[Dataset excerpt]
------------------------------

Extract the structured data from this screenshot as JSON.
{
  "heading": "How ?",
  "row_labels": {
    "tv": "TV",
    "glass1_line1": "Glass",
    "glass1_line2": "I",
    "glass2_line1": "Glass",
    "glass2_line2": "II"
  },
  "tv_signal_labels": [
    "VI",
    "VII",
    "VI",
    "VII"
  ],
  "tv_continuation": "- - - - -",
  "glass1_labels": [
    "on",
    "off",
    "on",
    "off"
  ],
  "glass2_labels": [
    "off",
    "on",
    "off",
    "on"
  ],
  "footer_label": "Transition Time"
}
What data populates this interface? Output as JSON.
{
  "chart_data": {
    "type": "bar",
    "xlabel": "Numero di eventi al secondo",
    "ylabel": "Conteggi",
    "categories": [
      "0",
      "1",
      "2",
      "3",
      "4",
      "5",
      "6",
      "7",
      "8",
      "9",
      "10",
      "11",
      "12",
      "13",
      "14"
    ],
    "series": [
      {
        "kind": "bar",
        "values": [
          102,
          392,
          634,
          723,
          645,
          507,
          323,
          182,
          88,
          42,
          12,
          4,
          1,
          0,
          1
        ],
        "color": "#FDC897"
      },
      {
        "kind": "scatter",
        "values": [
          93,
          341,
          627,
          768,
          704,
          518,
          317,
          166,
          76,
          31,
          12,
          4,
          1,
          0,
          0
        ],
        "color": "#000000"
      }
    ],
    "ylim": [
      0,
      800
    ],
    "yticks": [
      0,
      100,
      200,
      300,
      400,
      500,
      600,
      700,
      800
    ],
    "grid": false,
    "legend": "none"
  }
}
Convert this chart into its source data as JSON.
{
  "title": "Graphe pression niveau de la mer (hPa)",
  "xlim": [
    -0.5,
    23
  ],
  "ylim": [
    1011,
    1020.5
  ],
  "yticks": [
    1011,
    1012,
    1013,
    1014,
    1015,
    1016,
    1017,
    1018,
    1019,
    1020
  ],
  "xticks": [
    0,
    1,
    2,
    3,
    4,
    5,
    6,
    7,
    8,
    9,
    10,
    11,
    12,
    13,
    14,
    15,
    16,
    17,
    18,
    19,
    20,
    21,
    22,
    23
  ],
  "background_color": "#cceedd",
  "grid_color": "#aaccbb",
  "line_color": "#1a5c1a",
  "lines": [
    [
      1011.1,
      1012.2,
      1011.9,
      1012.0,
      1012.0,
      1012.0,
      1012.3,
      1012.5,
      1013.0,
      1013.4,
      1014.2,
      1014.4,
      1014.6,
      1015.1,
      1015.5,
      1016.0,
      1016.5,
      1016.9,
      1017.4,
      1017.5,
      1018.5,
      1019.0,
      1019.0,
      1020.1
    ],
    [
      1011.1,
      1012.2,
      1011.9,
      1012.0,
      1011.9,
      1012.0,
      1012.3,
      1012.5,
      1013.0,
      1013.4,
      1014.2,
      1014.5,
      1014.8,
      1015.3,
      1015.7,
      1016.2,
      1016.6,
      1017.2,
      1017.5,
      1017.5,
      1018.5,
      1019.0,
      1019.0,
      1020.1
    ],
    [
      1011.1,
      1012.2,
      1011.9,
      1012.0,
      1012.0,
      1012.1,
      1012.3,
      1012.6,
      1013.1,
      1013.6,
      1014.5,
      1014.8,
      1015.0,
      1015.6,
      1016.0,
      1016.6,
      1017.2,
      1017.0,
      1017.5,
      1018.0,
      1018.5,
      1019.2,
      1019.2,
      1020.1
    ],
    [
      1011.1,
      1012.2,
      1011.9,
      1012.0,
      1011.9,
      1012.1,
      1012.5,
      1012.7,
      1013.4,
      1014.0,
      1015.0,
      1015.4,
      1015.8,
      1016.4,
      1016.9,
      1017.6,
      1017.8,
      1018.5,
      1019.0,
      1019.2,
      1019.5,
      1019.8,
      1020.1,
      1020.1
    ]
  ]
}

------------------------------

» **What you are asked to do**:
Search the preceding listing for "JSON" and extract every line where it is found.

» **Written answer**:
Extract the structured data from this screenshot as JSON.
What data populates this interface? Output as JSON.
Convert this chart into its source data as JSON.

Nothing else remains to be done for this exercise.